Across the material below, how many lines contain the word "them"? Give only the number.

DATA:
************
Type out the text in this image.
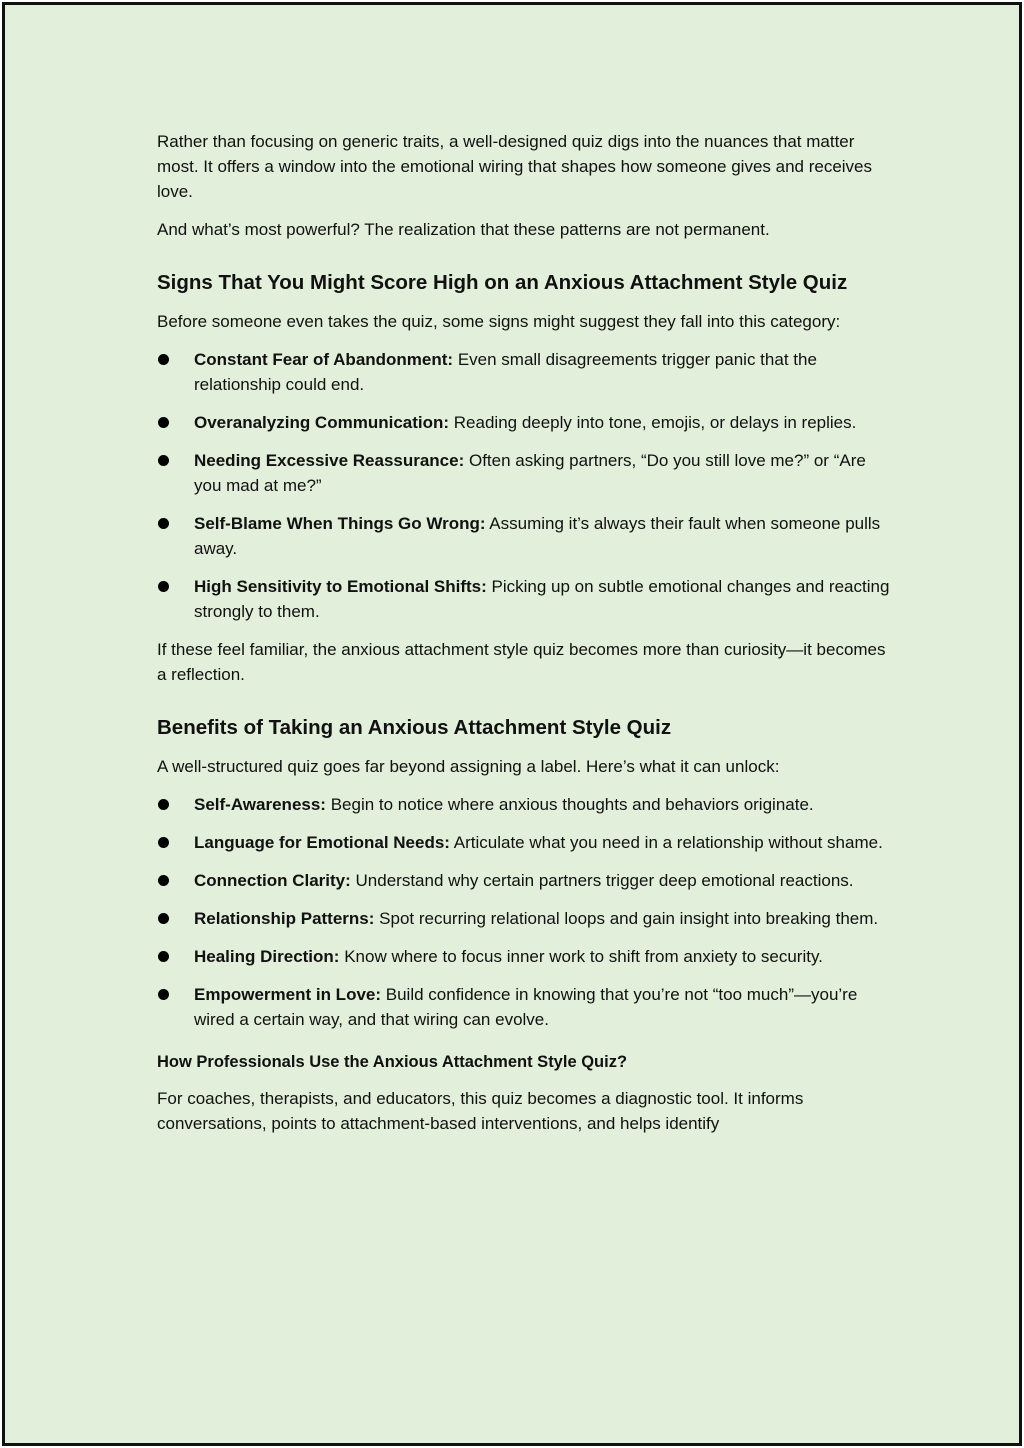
Rather than focusing on generic traits, a well-designed quiz digs into the nuances that matter most. It offers a window into the emotional wiring that shapes how someone gives and receives love.

And what’s most powerful? The realization that these patterns are not permanent.

Signs That You Might Score High on an Anxious Attachment Style Quiz

Before someone even takes the quiz, some signs might suggest they fall into this category:

Constant Fear of Abandonment: Even small disagreements trigger panic that the relationship could end.
Overanalyzing Communication: Reading deeply into tone, emojis, or delays in replies.
Needing Excessive Reassurance: Often asking partners, “Do you still love me?” or “Are you mad at me?”
Self-Blame When Things Go Wrong: Assuming it’s always their fault when someone pulls away.
High Sensitivity to Emotional Shifts: Picking up on subtle emotional changes and reacting strongly to them.

If these feel familiar, the anxious attachment style quiz becomes more than curiosity—it becomes a reflection.

Benefits of Taking an Anxious Attachment Style Quiz

A well-structured quiz goes far beyond assigning a label. Here’s what it can unlock:

Self-Awareness: Begin to notice where anxious thoughts and behaviors originate.
Language for Emotional Needs: Articulate what you need in a relationship without shame.
Connection Clarity: Understand why certain partners trigger deep emotional reactions.
Relationship Patterns: Spot recurring relational loops and gain insight into breaking them.
Healing Direction: Know where to focus inner work to shift from anxiety to security.
Empowerment in Love: Build confidence in knowing that you’re not “too much”—you’re wired a certain way, and that wiring can evolve.
How Professionals Use the Anxious Attachment Style Quiz?

For coaches, therapists, and educators, this quiz becomes a diagnostic tool. It informs conversations, points to attachment-based interventions, and helps identify
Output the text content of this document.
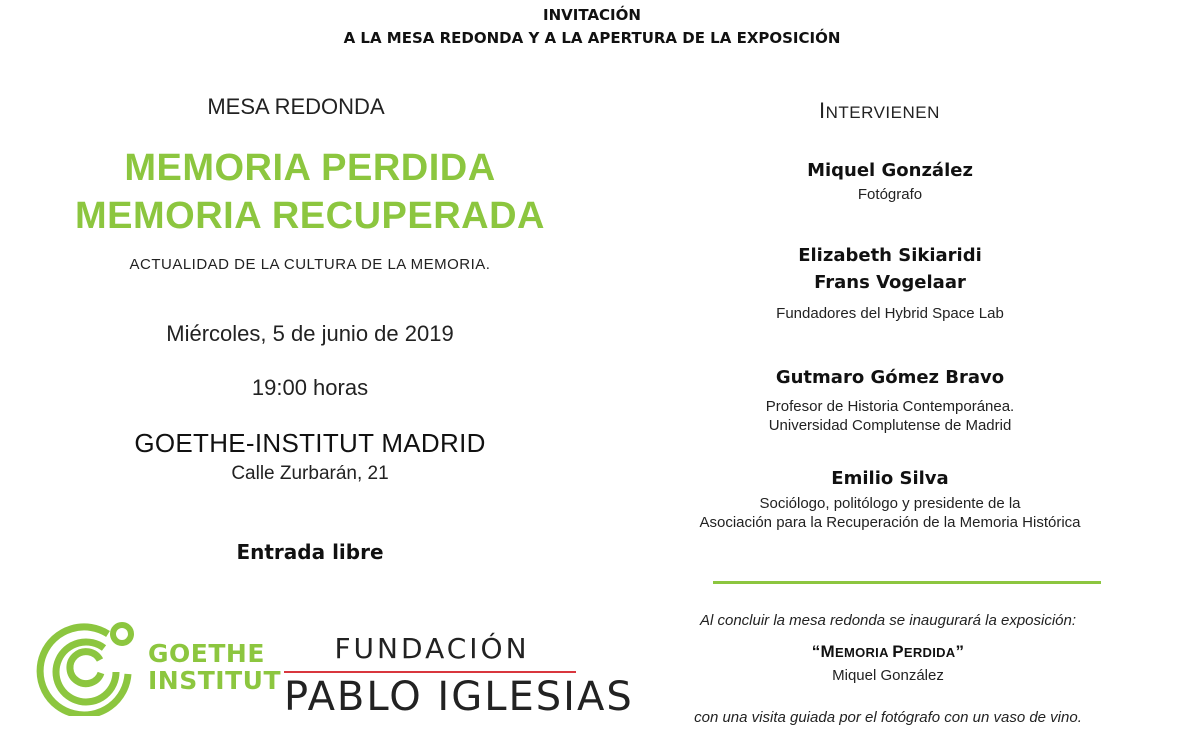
INVITACIÓN
A LA MESA REDONDA Y A LA APERTURA DE LA EXPOSICIÓN
MESA REDONDA
MEMORIA PERDIDA
MEMORIA RECUPERADA
ACTUALIDAD DE LA CULTURA DE LA MEMORIA.
Miércoles, 5 de junio de 2019
19:00 horas
GOETHE-INSTITUT MADRID
Calle Zurbarán, 21
Entrada libre
GOETHE
INSTITUT
FUNDACIÓN
PABLO IGLESIAS
INTERVIENEN
Miquel González
Fotógrafo
Elizabeth Sikiaridi
Frans Vogelaar
Fundadores del Hybrid Space Lab
Gutmaro Gómez Bravo
Profesor de Historia Contemporánea.
Universidad Complutense de Madrid
Emilio Silva
Sociólogo, politólogo y presidente de la
Asociación para la Recuperación de la Memoria Histórica
Al concluir la mesa redonda se inaugurará la exposición:
“MEMORIA PERDIDA”
Miquel González
con una visita guiada por el fotógrafo con un vaso de vino.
************
TASK RESPONSE: 2